• [WHAT IS ASKED]: From the listing below, return each line that includes "公告信息".

• [DATA EXCERPTS]:
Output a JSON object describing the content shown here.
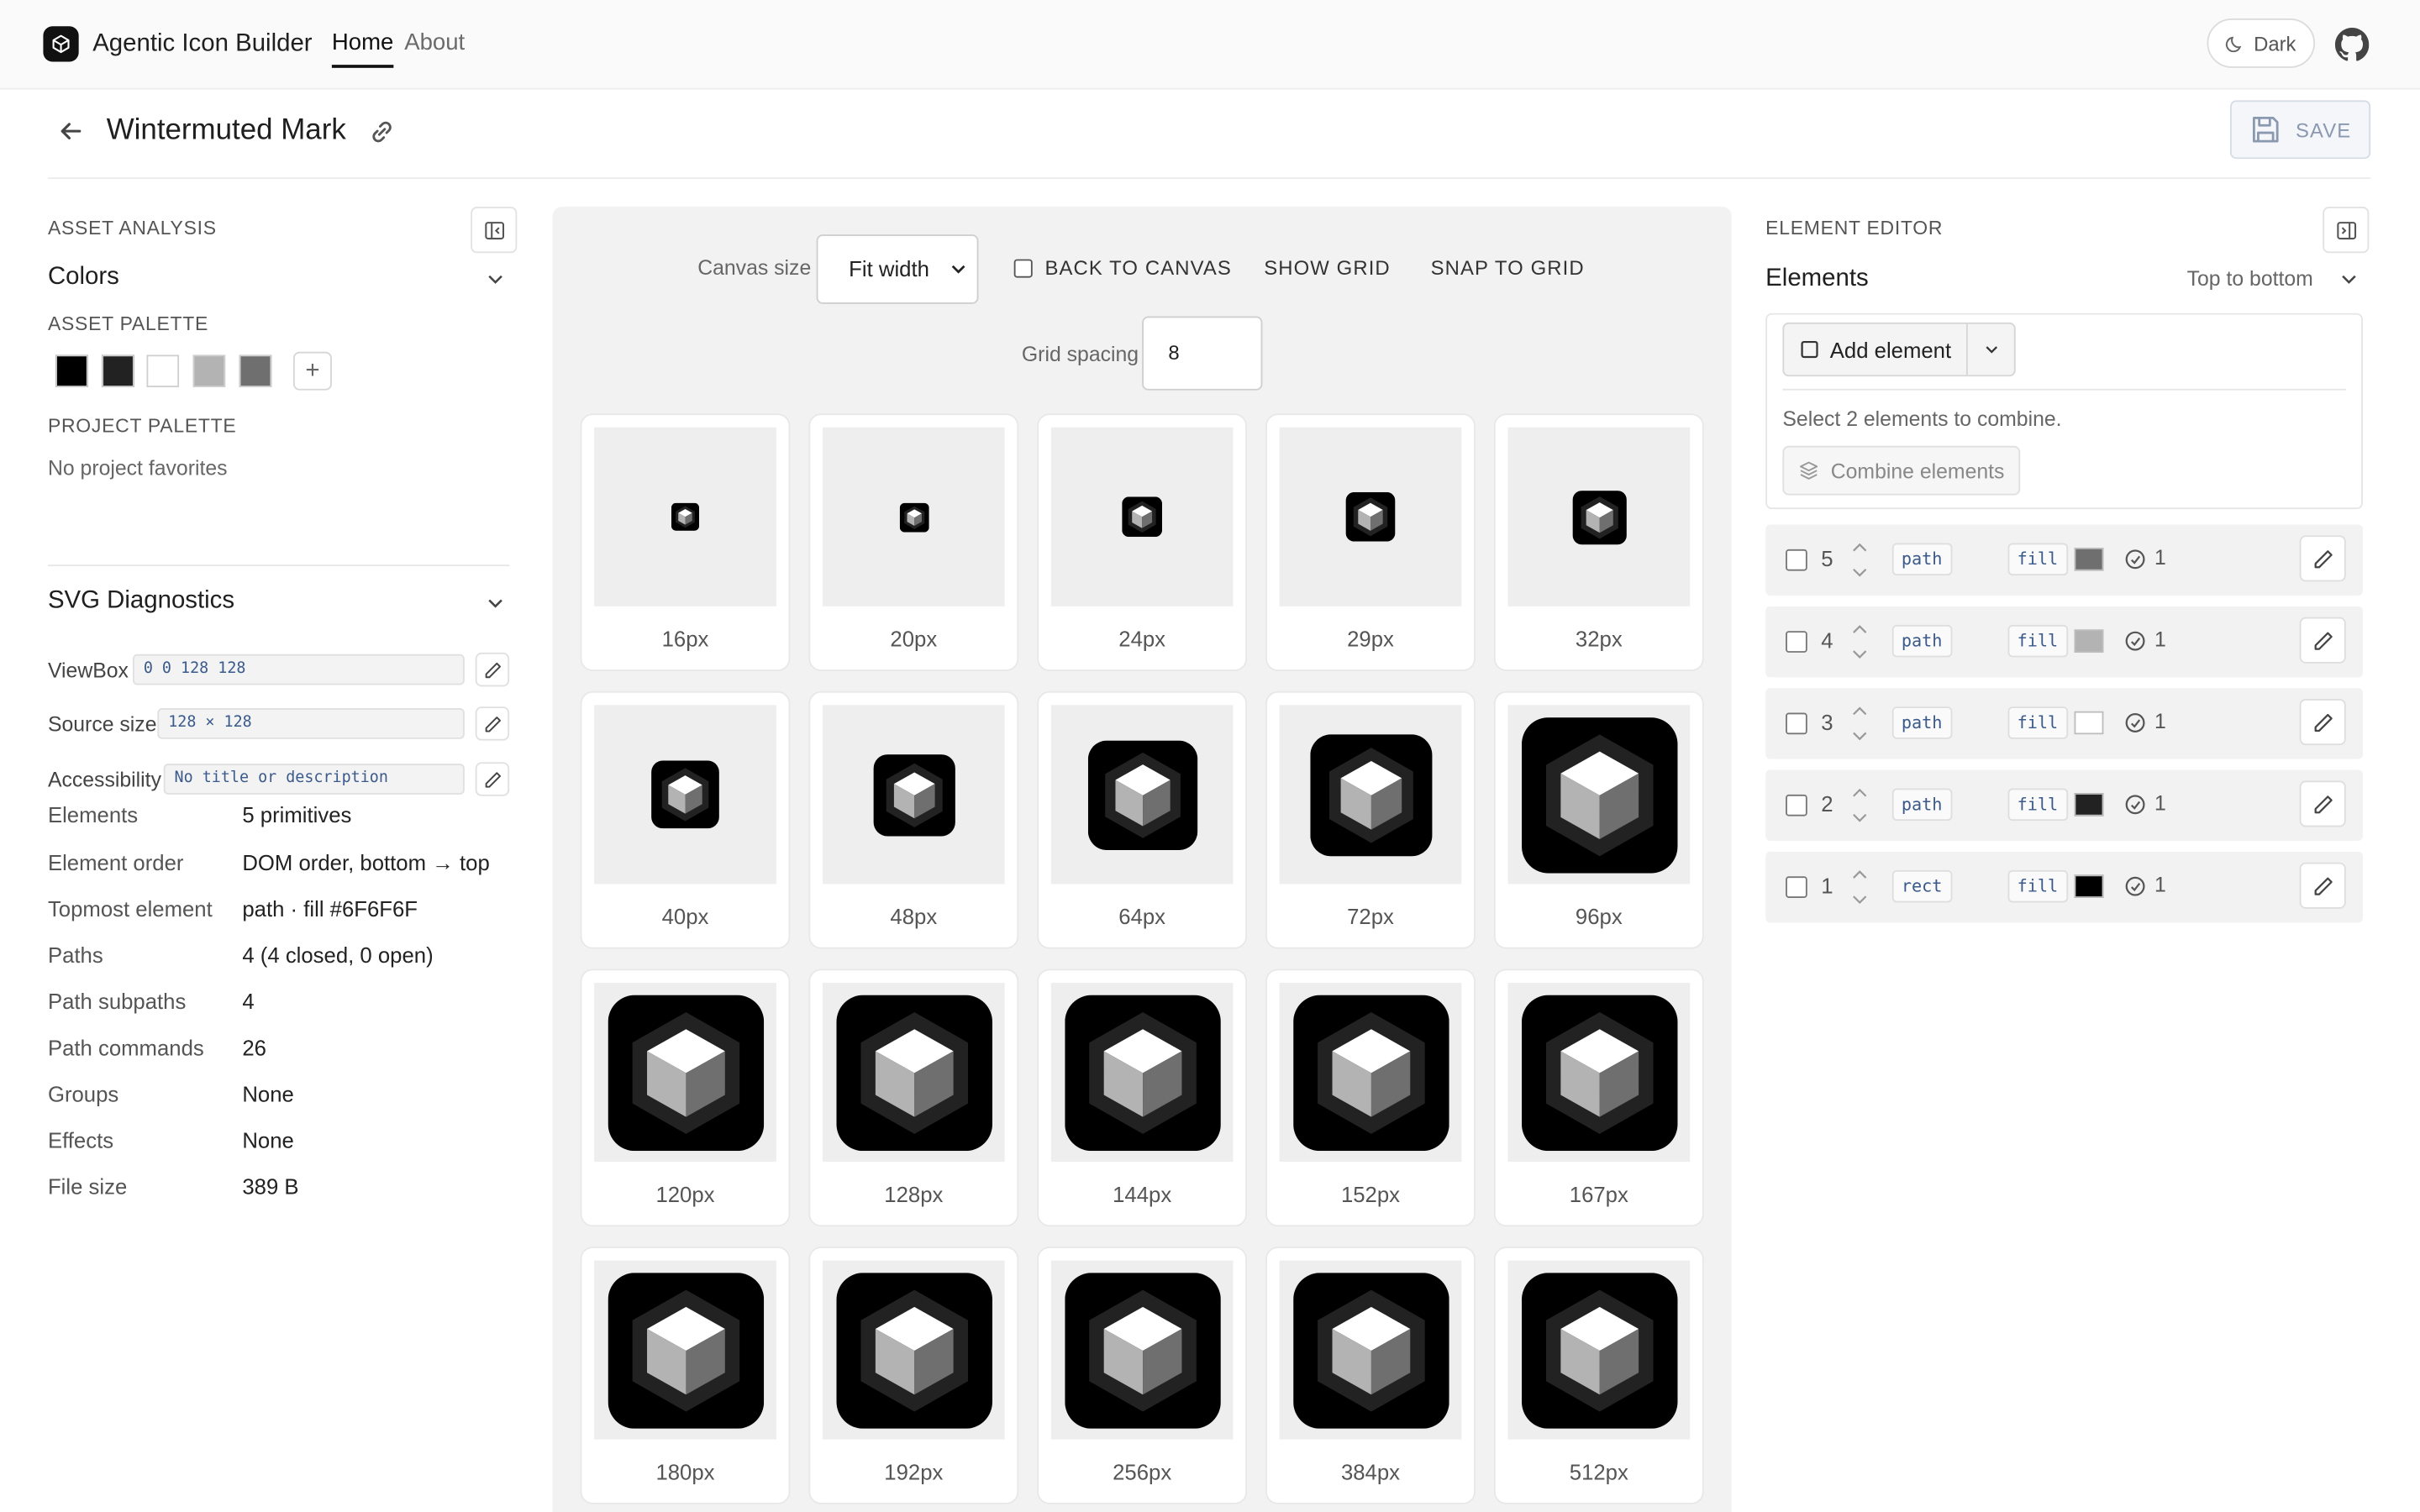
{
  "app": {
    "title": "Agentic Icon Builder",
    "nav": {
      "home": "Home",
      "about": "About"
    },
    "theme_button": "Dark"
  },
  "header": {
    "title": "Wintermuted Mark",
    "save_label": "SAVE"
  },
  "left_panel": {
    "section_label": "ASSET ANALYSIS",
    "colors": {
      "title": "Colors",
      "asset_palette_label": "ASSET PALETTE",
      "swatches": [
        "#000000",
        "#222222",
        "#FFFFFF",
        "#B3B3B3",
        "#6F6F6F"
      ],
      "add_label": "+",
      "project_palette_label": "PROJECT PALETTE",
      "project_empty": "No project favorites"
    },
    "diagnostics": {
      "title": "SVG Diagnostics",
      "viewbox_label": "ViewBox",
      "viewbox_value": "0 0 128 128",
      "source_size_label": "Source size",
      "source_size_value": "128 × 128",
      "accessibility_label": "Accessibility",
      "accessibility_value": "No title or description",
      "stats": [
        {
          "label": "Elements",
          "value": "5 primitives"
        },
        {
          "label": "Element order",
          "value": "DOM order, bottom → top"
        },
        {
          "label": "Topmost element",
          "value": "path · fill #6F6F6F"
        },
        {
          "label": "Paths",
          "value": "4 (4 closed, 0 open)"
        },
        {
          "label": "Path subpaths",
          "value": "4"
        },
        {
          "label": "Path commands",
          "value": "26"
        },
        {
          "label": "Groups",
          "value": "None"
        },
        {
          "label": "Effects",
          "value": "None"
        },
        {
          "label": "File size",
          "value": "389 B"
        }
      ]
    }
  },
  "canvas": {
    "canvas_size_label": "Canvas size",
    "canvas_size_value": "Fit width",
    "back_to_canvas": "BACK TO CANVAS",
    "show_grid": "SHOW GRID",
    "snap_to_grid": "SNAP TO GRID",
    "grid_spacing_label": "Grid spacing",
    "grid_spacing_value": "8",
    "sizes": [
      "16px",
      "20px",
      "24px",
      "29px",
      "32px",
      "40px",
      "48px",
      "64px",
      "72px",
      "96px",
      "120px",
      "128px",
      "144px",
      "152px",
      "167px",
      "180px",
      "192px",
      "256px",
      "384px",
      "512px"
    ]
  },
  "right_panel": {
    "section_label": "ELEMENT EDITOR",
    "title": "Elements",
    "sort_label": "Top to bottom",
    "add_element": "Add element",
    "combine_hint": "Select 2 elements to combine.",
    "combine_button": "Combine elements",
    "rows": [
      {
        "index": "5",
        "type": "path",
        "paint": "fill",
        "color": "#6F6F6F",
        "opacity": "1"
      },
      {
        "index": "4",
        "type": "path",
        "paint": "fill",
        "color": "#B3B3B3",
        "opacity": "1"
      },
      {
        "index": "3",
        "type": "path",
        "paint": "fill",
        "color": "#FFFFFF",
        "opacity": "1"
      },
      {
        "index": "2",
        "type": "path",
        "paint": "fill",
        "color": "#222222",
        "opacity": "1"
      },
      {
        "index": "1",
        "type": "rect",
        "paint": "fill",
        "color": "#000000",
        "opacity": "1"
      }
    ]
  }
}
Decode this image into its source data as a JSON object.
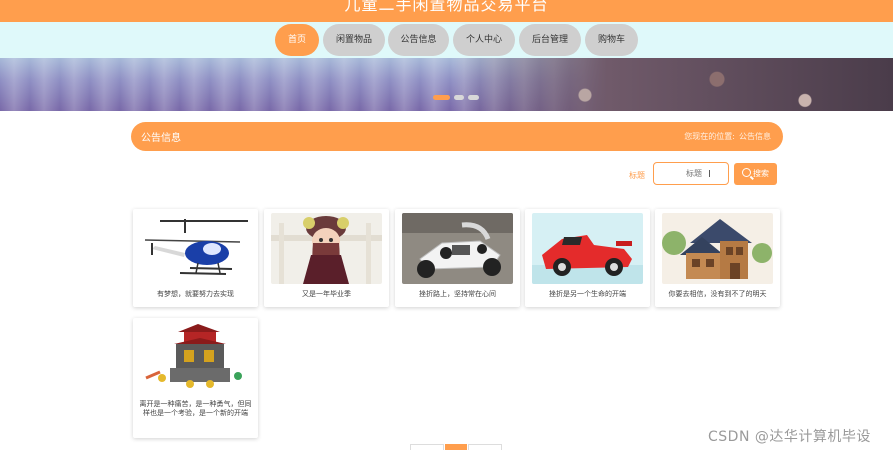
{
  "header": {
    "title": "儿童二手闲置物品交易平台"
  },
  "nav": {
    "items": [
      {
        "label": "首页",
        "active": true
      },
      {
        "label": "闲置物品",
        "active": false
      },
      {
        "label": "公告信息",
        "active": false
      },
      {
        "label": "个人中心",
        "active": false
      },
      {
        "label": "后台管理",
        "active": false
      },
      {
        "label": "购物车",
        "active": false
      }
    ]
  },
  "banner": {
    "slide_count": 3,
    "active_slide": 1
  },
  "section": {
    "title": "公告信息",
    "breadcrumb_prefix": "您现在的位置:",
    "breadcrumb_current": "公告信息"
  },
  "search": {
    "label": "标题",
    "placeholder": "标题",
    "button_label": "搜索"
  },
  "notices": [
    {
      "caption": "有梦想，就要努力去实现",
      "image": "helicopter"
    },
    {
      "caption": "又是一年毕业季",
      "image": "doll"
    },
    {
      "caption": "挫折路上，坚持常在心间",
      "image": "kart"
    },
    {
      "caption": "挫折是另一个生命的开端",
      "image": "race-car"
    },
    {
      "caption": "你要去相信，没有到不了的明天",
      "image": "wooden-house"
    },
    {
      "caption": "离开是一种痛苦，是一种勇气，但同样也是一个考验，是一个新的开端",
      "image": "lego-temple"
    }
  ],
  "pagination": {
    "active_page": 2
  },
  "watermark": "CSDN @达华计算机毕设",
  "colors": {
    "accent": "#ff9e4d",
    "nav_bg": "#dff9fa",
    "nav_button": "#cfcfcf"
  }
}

• [TASK SOLUTION]:
        "label": "公告信息",
    "title": "公告信息",
    "breadcrumb_current": "公告信息"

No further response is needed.